TASK STATEMENT: Pick out all lines of the entries that include the word "title" and copy them.

# SUPPLIED ENTRIES start

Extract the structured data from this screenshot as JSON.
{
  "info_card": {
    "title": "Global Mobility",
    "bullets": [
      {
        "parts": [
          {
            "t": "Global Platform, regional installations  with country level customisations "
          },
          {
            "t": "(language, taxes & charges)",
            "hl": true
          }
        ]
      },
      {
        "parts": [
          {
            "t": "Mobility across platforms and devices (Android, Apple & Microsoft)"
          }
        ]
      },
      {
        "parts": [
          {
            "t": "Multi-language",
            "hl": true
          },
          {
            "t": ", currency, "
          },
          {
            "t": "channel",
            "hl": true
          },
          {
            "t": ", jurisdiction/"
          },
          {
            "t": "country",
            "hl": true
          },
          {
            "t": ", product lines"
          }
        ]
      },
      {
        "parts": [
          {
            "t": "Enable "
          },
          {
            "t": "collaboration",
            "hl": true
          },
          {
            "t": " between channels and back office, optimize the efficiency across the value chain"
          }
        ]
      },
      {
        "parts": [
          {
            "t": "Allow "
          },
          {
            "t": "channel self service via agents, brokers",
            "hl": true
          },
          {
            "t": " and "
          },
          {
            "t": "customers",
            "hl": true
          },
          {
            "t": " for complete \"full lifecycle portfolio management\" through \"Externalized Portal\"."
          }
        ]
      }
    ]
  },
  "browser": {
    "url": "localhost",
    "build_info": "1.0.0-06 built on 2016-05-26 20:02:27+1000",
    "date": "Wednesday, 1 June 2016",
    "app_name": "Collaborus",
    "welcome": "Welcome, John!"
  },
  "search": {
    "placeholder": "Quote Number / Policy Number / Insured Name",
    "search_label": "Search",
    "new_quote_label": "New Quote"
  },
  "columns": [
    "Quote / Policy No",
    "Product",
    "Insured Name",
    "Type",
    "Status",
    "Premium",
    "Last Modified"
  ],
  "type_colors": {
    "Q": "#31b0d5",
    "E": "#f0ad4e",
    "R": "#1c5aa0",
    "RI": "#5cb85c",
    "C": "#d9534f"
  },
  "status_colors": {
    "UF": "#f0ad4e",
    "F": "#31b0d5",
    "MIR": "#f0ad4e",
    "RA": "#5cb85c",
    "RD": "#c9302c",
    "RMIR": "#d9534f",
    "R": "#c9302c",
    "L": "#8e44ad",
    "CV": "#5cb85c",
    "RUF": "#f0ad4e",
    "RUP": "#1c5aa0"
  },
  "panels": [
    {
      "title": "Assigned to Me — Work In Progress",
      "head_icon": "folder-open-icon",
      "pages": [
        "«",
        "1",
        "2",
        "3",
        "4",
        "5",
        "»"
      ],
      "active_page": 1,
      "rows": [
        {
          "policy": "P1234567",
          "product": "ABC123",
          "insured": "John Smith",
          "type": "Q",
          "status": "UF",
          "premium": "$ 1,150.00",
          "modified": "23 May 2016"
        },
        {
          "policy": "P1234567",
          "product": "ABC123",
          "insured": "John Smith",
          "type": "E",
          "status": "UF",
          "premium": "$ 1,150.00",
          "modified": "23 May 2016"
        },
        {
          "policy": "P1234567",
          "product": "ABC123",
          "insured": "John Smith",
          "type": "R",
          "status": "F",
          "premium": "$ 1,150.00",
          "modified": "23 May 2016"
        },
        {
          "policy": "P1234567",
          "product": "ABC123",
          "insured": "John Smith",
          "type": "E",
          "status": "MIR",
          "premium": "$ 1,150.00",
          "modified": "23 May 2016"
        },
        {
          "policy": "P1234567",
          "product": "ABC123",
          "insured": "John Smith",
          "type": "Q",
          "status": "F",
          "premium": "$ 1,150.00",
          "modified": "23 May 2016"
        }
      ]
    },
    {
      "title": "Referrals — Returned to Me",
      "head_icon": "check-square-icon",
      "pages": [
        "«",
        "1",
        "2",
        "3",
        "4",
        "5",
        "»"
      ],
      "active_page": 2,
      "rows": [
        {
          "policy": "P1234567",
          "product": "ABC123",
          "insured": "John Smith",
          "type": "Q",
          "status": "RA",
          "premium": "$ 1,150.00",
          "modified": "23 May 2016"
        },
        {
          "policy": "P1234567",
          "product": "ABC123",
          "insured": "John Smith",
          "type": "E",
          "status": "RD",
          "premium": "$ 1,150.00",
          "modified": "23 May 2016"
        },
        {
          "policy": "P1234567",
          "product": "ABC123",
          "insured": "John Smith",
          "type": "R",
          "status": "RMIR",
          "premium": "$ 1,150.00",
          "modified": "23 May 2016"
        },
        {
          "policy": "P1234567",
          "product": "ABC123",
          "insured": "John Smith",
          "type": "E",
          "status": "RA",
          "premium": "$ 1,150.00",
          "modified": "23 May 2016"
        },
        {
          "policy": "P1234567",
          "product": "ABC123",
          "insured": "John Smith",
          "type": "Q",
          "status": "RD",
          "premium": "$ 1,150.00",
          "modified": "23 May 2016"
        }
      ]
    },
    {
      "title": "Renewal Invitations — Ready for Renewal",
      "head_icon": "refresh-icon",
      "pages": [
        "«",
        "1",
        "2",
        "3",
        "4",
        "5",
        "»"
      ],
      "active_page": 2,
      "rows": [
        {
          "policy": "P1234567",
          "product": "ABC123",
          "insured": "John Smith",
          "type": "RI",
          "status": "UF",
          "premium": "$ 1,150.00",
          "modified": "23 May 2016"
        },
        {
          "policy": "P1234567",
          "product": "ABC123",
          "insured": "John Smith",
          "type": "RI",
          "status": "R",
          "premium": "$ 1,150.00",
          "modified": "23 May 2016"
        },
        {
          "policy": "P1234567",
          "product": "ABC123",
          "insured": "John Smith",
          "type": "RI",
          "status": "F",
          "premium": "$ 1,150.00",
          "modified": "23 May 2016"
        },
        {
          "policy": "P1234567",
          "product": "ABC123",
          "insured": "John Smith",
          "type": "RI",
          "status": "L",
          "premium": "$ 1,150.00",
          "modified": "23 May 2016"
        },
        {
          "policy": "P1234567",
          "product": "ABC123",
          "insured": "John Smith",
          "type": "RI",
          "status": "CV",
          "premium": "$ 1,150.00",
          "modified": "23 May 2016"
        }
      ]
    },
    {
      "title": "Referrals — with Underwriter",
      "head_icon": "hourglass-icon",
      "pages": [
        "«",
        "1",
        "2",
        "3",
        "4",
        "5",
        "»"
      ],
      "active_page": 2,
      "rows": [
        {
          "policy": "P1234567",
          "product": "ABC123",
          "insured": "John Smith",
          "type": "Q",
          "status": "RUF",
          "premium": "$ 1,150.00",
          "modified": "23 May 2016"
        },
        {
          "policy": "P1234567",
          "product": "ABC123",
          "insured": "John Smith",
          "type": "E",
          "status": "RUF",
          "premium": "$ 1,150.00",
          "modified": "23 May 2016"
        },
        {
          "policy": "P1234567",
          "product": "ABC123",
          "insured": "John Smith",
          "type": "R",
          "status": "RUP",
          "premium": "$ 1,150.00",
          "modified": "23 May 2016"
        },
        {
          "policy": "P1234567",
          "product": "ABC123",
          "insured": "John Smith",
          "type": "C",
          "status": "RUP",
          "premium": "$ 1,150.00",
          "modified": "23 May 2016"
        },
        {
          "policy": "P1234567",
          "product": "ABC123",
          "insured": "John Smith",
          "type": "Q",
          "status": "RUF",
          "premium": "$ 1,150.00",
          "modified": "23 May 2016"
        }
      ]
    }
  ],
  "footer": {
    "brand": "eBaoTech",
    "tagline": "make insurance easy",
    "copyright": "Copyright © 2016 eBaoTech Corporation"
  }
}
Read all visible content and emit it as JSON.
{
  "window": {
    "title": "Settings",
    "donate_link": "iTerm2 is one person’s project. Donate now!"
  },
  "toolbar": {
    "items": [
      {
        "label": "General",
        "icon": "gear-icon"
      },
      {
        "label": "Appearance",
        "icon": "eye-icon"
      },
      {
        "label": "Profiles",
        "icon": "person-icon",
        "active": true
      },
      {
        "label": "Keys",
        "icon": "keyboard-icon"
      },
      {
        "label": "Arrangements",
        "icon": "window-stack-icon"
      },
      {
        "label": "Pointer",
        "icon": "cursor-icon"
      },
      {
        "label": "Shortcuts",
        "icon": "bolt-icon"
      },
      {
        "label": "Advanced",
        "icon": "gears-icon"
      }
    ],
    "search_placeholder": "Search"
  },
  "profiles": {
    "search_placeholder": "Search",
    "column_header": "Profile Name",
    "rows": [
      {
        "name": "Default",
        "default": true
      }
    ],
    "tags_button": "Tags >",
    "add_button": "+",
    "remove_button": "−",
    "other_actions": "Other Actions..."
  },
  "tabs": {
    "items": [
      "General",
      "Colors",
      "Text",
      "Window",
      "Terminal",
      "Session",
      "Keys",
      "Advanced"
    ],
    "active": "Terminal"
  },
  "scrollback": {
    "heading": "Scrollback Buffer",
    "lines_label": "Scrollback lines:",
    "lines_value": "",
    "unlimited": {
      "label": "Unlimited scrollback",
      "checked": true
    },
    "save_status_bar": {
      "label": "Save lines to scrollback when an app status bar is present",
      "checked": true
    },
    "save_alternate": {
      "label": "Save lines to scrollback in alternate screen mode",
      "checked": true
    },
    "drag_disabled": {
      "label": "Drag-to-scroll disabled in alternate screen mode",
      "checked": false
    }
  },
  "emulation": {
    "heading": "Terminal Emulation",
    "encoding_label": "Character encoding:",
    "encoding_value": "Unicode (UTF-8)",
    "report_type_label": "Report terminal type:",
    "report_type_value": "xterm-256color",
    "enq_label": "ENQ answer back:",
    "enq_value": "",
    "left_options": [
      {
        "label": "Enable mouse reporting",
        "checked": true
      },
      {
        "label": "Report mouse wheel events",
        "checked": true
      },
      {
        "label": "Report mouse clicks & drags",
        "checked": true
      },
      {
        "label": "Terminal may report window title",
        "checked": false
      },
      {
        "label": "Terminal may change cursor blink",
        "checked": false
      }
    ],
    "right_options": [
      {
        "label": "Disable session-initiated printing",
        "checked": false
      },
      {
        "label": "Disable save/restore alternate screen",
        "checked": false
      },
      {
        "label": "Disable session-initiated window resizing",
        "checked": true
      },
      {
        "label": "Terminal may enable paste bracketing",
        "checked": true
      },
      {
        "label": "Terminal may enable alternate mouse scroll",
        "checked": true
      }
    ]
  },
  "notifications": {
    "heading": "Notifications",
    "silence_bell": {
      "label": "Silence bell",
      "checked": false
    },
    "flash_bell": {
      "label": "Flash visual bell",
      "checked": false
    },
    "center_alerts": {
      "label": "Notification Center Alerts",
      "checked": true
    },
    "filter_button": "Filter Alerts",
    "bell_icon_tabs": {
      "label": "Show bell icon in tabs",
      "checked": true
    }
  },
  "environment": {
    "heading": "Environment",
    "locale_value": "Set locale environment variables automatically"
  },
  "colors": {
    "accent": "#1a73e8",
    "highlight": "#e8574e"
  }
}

# SUPPLIED ENTRIES end

TASK RESULT:
    "title": "Global Mobility",
      "title": "Assigned to Me — Work In Progress",
      "title": "Referrals — Returned to Me",
      "title": "Renewal Invitations — Ready for Renewal",
      "title": "Referrals — with Underwriter",
    "title": "Settings",
        "label": "Terminal may report window title",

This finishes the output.